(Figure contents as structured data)
**********
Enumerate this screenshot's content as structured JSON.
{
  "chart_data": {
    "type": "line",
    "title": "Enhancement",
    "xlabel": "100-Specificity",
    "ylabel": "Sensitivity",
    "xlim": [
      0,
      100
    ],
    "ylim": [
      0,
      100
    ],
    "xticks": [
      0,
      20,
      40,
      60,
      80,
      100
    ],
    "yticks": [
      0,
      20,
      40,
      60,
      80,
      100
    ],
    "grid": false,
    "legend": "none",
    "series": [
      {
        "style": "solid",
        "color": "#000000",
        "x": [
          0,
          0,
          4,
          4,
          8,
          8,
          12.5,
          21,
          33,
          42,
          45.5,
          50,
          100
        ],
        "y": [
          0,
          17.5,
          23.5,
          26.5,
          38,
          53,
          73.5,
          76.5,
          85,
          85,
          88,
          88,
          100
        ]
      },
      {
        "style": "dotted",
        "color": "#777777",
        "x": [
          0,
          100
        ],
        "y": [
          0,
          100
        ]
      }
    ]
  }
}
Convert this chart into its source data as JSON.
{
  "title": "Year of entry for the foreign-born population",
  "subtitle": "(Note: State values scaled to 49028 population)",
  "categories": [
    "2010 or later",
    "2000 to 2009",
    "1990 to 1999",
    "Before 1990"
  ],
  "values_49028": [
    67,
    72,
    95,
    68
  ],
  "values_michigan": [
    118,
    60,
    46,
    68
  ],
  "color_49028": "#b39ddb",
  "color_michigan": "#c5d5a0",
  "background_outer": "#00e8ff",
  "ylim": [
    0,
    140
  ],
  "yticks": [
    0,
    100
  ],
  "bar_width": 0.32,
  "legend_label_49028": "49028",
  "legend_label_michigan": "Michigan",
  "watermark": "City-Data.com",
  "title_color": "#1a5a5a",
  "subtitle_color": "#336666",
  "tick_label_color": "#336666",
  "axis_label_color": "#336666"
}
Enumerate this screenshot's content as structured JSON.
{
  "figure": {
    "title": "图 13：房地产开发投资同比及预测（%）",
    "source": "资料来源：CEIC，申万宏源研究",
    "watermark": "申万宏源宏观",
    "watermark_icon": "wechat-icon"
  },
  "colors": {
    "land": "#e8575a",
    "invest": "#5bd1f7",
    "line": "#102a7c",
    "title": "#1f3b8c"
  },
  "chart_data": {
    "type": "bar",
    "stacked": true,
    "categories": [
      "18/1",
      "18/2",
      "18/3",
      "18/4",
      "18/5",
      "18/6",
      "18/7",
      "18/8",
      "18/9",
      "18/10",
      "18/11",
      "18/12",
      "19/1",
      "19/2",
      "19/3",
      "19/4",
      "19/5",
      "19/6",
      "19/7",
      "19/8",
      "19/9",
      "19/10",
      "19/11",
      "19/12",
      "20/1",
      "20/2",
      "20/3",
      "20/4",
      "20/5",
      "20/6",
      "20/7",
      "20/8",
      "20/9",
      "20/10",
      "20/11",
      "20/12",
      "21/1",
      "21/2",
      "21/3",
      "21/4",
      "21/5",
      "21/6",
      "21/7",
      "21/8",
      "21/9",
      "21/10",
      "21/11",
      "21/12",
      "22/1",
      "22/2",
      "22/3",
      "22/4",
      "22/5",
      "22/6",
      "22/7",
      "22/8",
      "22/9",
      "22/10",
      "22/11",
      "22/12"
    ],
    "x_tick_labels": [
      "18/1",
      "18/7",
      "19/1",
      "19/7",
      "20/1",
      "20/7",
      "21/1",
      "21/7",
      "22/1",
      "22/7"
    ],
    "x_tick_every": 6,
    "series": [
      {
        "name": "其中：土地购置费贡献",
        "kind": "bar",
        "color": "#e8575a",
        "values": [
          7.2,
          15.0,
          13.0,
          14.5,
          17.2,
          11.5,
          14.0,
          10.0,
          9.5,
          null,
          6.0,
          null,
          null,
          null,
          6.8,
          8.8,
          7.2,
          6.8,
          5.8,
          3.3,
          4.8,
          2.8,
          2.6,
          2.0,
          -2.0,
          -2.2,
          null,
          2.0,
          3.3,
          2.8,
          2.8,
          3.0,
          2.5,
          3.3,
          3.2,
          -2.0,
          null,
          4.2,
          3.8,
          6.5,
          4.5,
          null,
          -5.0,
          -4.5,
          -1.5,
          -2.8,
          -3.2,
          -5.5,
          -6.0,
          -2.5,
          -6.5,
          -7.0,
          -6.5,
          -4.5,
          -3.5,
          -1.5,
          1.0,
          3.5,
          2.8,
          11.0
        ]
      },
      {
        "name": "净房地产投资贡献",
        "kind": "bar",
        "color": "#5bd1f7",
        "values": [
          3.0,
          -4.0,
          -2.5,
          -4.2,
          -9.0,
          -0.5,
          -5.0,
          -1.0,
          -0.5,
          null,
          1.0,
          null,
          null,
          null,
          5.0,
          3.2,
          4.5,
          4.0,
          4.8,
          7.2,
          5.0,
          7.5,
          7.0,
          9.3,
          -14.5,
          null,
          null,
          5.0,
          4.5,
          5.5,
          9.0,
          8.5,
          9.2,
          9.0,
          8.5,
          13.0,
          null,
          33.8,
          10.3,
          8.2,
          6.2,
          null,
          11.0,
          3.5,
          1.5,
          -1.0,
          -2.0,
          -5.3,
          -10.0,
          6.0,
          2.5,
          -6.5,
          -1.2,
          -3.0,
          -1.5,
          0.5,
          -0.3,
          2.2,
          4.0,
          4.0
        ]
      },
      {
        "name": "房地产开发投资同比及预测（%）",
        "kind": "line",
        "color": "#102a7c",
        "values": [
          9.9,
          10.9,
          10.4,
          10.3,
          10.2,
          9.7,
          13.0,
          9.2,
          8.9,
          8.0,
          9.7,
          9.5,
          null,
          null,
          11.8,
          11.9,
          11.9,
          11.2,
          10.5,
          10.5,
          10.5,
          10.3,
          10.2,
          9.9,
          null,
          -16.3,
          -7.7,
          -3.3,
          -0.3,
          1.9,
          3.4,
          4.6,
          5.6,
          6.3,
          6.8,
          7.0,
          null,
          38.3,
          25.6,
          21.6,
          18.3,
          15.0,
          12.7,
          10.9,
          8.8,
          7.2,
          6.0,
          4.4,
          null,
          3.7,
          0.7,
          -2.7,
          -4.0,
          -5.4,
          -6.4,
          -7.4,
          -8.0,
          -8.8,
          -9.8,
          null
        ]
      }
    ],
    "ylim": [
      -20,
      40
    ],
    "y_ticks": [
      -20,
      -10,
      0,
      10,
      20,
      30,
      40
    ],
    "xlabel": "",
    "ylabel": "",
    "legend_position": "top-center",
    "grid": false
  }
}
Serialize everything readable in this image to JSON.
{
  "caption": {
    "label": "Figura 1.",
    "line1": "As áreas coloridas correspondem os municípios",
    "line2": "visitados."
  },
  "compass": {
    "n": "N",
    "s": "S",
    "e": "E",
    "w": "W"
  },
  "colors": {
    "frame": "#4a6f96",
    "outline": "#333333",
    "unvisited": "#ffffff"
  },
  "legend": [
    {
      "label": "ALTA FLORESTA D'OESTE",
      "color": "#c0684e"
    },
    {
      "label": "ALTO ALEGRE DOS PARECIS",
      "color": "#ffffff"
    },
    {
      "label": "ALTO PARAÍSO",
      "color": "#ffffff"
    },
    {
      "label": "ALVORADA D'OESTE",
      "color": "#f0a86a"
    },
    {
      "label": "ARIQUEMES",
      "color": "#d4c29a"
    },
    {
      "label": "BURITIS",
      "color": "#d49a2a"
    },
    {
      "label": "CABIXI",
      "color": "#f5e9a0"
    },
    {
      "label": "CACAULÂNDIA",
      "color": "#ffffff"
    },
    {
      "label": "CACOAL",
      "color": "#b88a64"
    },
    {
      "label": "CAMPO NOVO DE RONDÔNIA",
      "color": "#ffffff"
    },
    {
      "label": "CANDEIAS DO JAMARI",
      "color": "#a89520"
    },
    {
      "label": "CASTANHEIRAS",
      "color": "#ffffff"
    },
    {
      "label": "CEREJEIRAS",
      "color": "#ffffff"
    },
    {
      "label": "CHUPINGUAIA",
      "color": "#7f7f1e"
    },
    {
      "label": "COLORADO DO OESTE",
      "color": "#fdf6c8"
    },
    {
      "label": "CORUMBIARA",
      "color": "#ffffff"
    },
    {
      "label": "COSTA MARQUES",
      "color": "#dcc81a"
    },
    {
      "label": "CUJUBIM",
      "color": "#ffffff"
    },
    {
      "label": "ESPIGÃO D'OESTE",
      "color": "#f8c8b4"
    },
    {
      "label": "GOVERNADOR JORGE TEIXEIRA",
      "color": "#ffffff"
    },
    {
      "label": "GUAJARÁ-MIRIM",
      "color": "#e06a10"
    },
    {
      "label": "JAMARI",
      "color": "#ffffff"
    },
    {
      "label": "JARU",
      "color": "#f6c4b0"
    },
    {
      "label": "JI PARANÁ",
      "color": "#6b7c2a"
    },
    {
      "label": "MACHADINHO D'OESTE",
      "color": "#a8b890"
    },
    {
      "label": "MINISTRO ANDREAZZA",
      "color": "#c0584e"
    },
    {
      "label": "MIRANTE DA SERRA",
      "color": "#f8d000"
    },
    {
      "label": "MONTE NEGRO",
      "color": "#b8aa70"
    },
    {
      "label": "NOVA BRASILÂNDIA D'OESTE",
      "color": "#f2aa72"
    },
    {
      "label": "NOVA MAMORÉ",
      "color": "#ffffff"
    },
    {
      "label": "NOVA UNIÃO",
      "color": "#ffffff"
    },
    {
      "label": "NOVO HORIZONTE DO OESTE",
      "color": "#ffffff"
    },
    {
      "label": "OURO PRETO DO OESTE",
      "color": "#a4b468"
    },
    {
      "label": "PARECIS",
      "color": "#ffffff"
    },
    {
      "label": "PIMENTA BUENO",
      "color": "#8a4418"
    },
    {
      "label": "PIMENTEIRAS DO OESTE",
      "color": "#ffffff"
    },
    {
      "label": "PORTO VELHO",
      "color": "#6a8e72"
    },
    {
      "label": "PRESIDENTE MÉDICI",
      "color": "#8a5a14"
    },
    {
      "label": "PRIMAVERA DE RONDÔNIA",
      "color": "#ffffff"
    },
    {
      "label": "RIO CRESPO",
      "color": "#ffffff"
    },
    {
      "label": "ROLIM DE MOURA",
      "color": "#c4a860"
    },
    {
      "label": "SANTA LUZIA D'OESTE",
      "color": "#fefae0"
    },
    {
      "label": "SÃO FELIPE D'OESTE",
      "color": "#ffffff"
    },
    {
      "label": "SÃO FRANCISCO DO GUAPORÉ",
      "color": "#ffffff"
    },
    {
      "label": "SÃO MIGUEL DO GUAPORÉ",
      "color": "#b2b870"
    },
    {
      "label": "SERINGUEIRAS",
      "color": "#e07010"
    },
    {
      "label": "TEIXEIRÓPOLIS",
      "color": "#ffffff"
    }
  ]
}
**********
• **Exercise goal**
Only lines that contain the word "RONDÔNIA" are wanted; copy each of them.

• **Reply to the task**
      "label": "CAMPO NOVO DE RONDÔNIA",
      "label": "PRIMAVERA DE RONDÔNIA",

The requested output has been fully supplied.